Scan the listing that follows and report how many lines contain "content". Write the number alone.

---- Given entries

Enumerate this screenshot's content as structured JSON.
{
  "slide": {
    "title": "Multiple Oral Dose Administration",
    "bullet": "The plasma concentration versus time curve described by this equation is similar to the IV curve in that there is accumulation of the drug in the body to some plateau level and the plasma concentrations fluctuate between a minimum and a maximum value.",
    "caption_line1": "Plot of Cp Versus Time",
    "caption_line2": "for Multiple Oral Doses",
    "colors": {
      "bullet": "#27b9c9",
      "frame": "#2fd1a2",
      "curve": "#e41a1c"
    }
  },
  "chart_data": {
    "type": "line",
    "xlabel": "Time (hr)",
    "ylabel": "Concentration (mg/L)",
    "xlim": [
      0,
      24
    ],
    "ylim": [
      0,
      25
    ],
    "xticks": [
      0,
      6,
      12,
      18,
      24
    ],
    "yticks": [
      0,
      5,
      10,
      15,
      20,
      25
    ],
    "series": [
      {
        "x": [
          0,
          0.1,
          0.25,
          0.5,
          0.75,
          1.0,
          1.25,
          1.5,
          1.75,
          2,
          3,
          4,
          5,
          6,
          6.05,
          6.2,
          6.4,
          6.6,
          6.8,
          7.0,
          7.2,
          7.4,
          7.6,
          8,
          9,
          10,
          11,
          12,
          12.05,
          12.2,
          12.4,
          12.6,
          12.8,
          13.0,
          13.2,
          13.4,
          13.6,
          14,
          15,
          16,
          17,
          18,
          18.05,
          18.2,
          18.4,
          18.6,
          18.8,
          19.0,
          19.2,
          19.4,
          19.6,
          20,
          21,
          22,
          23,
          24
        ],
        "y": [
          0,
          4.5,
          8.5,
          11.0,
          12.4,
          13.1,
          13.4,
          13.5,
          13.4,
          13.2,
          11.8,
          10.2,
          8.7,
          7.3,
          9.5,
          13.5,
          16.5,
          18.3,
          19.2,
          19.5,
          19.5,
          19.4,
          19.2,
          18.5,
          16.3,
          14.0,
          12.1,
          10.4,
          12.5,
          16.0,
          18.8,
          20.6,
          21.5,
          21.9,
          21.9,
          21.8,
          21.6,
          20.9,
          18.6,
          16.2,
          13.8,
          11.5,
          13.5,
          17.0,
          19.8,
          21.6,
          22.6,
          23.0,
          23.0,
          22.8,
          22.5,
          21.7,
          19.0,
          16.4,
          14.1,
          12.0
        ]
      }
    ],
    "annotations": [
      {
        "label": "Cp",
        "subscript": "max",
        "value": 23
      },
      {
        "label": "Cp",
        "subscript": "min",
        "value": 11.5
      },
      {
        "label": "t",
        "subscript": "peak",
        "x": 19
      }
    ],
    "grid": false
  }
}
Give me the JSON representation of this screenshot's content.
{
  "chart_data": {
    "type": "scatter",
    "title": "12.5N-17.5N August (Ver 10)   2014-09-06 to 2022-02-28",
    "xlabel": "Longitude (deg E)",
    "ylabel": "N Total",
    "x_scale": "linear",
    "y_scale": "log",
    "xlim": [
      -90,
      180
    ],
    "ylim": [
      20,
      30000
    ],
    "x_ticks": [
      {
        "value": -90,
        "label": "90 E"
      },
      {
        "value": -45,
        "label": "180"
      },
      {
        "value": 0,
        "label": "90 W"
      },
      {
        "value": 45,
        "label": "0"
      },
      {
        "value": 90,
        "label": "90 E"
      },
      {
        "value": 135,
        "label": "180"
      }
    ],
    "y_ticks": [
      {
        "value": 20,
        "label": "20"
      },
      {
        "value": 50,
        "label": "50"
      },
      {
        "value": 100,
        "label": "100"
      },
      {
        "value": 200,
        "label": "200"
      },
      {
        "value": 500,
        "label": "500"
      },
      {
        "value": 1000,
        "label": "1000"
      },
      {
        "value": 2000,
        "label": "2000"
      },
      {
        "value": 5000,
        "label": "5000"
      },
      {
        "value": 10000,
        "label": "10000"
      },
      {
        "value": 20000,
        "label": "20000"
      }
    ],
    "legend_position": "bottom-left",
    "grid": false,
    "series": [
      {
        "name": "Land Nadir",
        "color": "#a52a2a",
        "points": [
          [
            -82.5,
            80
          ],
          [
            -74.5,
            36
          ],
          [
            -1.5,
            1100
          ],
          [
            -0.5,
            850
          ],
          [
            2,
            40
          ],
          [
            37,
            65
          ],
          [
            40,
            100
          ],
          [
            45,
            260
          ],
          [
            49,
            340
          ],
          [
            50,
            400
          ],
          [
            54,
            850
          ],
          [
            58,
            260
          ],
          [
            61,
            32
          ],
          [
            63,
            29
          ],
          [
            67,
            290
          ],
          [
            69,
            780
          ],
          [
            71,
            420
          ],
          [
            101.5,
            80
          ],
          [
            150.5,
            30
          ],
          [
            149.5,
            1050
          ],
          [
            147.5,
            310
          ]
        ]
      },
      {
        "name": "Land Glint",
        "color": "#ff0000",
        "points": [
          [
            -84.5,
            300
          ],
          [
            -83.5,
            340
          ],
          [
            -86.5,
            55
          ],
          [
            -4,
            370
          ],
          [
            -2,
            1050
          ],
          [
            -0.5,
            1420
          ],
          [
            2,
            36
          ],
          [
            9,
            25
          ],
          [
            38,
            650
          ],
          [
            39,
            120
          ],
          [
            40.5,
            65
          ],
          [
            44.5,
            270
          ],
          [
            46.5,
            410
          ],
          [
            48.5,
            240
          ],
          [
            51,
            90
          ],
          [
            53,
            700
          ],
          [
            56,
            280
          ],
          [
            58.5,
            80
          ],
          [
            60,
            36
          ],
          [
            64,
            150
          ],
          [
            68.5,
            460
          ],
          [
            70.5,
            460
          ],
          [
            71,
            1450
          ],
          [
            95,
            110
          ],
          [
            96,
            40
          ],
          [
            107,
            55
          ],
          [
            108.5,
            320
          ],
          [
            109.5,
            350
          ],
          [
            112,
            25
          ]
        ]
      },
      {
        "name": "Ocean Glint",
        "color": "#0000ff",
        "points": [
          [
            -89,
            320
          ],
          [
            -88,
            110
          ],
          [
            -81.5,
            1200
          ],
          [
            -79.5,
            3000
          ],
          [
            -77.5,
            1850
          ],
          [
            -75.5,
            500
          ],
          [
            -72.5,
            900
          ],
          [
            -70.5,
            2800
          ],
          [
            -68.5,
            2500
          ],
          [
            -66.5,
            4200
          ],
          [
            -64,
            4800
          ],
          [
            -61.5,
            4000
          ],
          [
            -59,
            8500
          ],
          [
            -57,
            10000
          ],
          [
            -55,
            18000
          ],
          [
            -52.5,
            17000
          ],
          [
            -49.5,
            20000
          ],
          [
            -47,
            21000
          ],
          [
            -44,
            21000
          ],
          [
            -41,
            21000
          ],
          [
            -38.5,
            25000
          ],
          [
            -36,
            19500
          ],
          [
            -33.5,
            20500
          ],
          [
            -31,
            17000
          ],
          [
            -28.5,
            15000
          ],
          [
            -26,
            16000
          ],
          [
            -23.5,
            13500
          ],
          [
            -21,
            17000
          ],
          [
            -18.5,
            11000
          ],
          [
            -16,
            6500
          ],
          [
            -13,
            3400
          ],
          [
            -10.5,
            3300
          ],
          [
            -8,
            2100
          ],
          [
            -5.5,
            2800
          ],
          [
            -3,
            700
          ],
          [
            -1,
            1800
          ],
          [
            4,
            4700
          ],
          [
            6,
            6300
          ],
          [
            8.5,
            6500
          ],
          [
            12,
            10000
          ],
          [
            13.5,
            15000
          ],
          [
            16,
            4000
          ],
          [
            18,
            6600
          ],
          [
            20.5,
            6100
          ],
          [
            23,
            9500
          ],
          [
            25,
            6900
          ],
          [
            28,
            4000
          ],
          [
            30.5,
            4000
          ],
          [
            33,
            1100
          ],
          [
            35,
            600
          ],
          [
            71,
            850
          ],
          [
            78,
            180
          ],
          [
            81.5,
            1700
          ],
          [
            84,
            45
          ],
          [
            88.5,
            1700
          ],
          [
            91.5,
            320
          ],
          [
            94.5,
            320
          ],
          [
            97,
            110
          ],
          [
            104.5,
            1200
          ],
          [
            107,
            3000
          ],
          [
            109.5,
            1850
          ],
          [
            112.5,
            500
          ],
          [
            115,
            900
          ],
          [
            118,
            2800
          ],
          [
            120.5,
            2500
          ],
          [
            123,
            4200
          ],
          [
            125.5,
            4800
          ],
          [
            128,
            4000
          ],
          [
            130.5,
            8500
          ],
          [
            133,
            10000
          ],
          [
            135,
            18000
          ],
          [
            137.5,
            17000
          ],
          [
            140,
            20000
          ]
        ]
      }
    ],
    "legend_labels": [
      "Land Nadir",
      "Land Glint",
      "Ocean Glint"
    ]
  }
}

--------

■ **Task result**:
2